## STATED GOAL
Reproduce the lines below verbatim, keeping every character, tab, and bracketed coordinate unchanged.

## MATERIAL FOR THIS TASK
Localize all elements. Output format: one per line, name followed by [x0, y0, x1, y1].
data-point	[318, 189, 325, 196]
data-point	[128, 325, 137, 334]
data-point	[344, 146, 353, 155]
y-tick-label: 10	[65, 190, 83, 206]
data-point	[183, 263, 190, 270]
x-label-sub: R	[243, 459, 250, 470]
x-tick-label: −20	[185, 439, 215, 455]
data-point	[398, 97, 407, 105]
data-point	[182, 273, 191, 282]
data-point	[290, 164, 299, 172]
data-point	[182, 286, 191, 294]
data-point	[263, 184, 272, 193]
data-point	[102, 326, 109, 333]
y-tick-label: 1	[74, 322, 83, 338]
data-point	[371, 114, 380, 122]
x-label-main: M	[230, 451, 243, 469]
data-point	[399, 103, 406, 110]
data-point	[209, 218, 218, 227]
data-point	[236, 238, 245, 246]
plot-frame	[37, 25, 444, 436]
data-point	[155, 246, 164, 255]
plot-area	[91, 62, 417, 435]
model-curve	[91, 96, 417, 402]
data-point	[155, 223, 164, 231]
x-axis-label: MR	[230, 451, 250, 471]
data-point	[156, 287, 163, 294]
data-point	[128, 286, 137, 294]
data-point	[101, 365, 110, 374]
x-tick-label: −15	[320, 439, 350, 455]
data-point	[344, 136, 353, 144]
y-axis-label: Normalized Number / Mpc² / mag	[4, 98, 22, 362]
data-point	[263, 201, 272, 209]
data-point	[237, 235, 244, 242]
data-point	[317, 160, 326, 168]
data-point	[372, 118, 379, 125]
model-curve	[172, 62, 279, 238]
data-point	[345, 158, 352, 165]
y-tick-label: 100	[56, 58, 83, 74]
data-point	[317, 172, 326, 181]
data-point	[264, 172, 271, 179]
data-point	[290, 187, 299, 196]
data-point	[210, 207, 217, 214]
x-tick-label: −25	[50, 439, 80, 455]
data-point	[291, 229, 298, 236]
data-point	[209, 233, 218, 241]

## ANSWER TO THIS EXERCISE
Localize all elements. Output format: one per line, name followed by [x0, y0, x1, y1].
data-point	[318, 189, 325, 196]
data-point	[128, 325, 137, 334]
data-point	[344, 146, 353, 155]
y-tick-label: 10	[65, 190, 83, 206]
data-point	[183, 263, 190, 270]
x-label-sub: R	[243, 459, 250, 470]
x-tick-label: −20	[185, 439, 215, 455]
data-point	[398, 97, 407, 105]
data-point	[182, 273, 191, 282]
data-point	[290, 164, 299, 172]
data-point	[182, 286, 191, 294]
data-point	[263, 184, 272, 193]
data-point	[102, 326, 109, 333]
y-tick-label: 1	[74, 322, 83, 338]
data-point	[371, 114, 380, 122]
x-label-main: M	[230, 451, 243, 469]
data-point	[399, 103, 406, 110]
data-point	[209, 218, 218, 227]
data-point	[236, 238, 245, 246]
plot-frame	[37, 25, 444, 436]
data-point	[155, 246, 164, 255]
plot-area	[91, 62, 417, 435]
model-curve	[91, 96, 417, 402]
data-point	[155, 223, 164, 231]
x-axis-label: MR	[230, 451, 250, 471]
data-point	[156, 287, 163, 294]
data-point	[128, 286, 137, 294]
data-point	[101, 365, 110, 374]
x-tick-label: −15	[320, 439, 350, 455]
data-point	[344, 136, 353, 144]
y-axis-label: Normalized Number / Mpc² / mag	[4, 98, 22, 362]
data-point	[263, 201, 272, 209]
data-point	[237, 235, 244, 242]
data-point	[317, 160, 326, 168]
data-point	[372, 118, 379, 125]
model-curve	[172, 62, 279, 238]
data-point	[345, 158, 352, 165]
y-tick-label: 100	[56, 58, 83, 74]
data-point	[317, 172, 326, 181]
data-point	[264, 172, 271, 179]
data-point	[290, 187, 299, 196]
data-point	[210, 207, 217, 214]
x-tick-label: −25	[50, 439, 80, 455]
data-point	[291, 229, 298, 236]
data-point	[209, 233, 218, 241]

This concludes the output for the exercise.